---- Exercise inputs

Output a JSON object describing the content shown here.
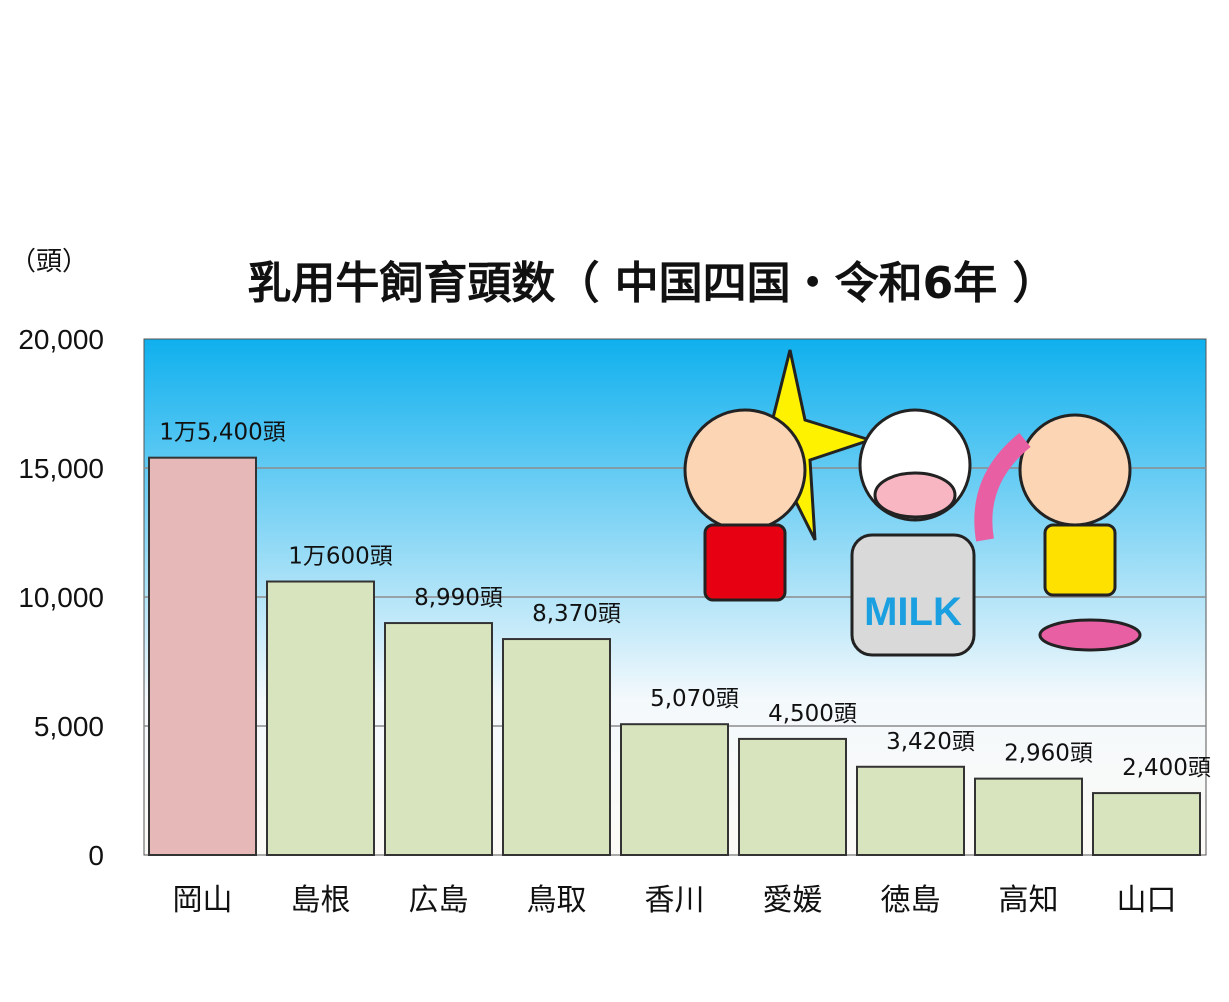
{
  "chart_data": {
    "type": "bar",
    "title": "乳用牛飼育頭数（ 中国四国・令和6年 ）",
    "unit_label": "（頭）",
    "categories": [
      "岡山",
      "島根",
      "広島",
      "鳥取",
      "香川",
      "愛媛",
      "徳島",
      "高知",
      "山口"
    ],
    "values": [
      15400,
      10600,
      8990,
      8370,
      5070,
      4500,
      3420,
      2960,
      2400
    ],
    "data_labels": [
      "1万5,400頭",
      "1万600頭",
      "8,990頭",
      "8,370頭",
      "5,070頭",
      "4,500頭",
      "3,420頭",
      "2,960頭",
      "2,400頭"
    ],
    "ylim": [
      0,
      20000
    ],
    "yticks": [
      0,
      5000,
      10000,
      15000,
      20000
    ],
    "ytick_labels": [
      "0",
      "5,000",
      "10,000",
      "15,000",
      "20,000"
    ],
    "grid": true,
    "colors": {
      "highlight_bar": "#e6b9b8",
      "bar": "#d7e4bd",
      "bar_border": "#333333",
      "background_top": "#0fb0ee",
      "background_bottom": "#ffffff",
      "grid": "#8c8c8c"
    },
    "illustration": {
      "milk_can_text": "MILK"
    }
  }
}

--------
---- Exercise inputs

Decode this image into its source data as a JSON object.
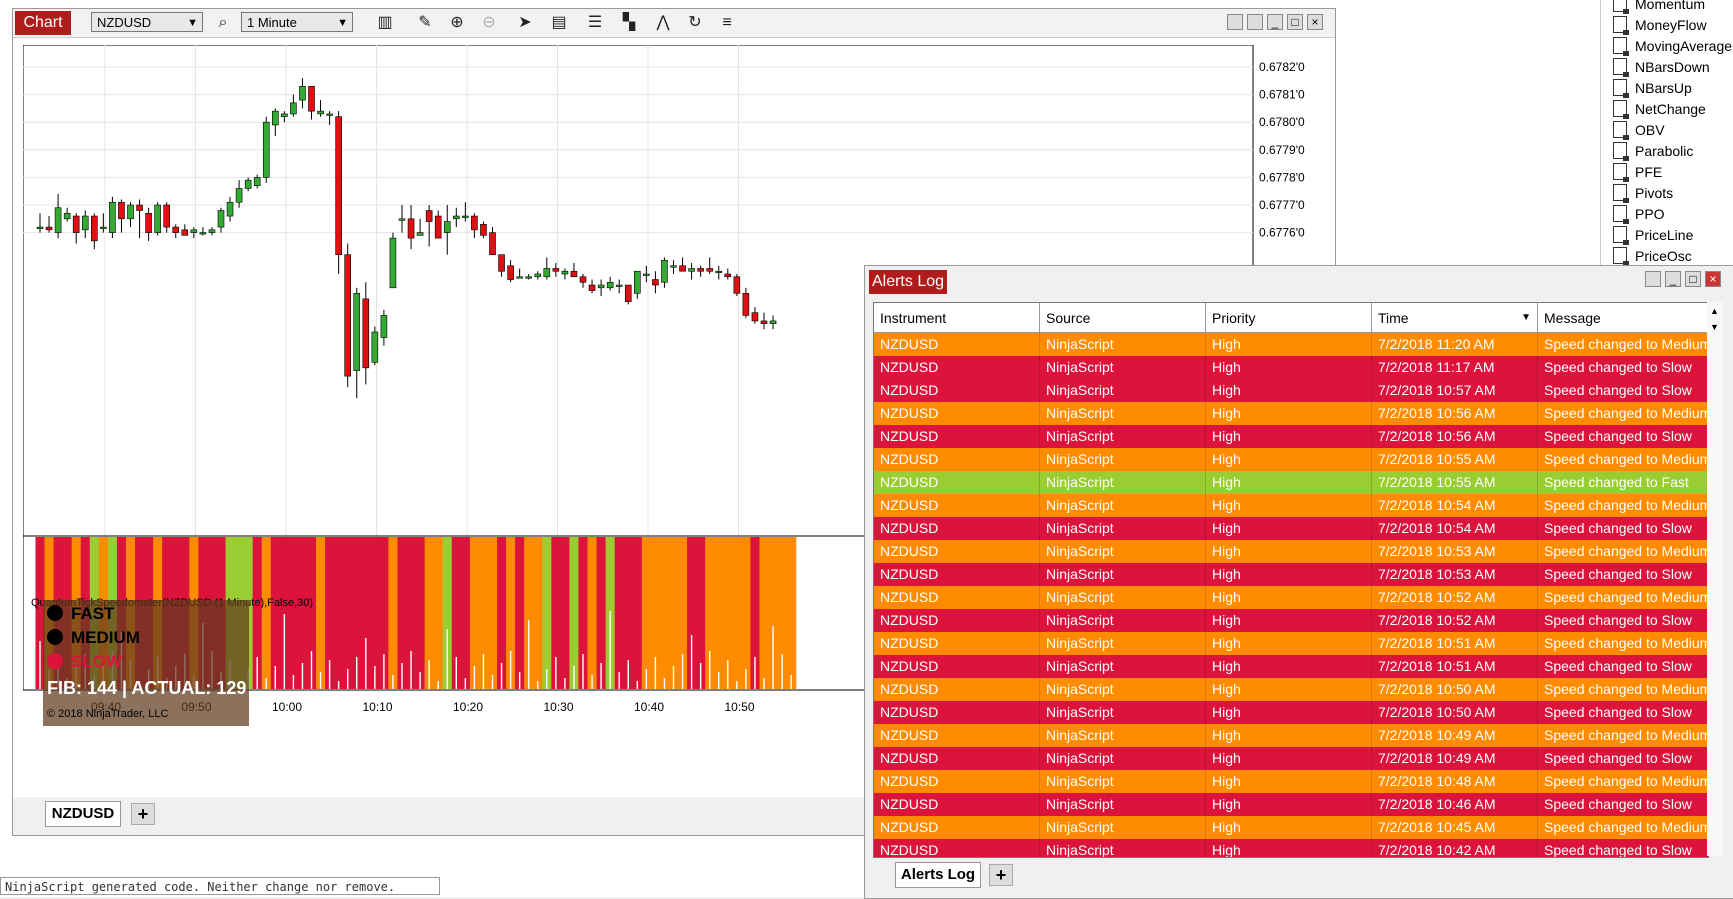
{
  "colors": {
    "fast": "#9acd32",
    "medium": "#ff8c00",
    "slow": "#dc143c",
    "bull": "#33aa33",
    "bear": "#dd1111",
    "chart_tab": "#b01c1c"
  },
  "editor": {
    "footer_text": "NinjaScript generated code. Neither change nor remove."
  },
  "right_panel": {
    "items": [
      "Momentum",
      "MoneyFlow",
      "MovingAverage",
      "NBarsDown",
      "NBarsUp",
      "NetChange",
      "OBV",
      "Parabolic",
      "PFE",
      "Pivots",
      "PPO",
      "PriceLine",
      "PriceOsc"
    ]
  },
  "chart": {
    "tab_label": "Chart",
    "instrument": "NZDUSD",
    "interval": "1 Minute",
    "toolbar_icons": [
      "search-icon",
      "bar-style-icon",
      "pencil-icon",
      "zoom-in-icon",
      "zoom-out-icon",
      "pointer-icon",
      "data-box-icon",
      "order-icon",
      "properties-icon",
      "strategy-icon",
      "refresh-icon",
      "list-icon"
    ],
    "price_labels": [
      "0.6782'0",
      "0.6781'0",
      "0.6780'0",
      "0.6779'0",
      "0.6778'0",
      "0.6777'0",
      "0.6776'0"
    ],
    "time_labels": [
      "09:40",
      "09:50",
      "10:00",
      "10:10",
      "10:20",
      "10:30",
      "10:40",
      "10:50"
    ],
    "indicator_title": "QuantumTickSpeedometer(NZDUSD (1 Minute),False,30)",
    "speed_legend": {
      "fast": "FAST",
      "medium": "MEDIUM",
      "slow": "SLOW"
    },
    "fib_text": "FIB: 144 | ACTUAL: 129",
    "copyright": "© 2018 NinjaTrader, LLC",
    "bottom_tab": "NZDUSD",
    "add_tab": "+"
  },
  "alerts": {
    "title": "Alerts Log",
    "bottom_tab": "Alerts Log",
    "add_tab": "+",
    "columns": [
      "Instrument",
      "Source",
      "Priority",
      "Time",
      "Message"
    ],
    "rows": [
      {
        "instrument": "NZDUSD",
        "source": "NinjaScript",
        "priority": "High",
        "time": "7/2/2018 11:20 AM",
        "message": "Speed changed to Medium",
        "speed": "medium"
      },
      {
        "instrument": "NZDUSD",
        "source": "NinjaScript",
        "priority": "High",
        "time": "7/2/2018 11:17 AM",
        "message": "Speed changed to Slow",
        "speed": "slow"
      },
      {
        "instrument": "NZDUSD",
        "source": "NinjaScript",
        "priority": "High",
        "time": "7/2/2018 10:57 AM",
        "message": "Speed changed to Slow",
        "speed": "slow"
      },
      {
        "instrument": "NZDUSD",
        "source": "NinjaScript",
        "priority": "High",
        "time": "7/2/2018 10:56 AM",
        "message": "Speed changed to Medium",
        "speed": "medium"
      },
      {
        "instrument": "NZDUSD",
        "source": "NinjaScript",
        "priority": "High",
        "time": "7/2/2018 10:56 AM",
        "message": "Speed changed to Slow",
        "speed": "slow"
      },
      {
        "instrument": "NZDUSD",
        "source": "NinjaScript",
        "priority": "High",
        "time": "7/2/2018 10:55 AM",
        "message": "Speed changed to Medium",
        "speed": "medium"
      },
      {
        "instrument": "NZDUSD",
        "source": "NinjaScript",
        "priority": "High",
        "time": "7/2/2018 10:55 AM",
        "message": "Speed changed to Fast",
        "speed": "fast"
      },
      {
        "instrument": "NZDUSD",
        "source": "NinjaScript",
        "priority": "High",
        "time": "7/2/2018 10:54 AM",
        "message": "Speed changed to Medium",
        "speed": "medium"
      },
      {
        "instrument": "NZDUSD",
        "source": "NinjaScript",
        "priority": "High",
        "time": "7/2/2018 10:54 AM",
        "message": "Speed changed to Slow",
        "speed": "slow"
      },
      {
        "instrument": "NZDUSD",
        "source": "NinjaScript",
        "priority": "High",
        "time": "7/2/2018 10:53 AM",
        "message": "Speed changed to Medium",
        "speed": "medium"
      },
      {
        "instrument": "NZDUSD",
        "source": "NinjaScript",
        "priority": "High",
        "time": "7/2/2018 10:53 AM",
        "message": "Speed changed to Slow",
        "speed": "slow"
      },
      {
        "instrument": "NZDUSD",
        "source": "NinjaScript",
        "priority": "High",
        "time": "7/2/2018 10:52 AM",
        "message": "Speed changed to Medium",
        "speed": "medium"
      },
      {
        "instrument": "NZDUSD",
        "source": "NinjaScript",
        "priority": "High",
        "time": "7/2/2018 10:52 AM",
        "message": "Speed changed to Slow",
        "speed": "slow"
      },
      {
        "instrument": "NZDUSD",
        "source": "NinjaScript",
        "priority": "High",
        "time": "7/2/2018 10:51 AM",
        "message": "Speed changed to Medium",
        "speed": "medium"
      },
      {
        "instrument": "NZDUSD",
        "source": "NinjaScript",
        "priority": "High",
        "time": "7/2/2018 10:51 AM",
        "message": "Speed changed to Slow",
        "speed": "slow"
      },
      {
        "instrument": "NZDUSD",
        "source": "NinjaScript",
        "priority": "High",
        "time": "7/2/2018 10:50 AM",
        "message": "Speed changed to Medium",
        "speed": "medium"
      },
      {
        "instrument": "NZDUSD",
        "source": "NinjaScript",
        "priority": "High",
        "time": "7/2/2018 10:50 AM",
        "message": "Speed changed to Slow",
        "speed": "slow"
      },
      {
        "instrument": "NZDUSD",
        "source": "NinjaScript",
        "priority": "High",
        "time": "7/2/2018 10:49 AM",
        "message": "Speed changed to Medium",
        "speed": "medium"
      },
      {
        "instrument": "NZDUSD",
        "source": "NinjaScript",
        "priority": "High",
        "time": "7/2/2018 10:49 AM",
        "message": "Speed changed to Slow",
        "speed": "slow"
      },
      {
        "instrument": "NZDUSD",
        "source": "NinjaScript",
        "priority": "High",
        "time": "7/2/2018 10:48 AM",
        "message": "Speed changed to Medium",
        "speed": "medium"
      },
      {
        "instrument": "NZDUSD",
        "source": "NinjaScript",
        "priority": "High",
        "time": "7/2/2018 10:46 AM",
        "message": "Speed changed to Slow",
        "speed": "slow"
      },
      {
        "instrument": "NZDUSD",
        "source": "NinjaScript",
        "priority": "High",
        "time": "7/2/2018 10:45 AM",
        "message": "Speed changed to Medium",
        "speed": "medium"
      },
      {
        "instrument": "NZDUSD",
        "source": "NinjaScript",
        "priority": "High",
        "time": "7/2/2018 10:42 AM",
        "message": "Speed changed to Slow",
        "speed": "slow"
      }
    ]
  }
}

--------

• [Problem to work on]: Go through the records above, find every line with the word "JSON", and list those lines.

• [Exercise result]:
Output a JSON object describing the content shown here.
Decode this image into its source data as a JSON object.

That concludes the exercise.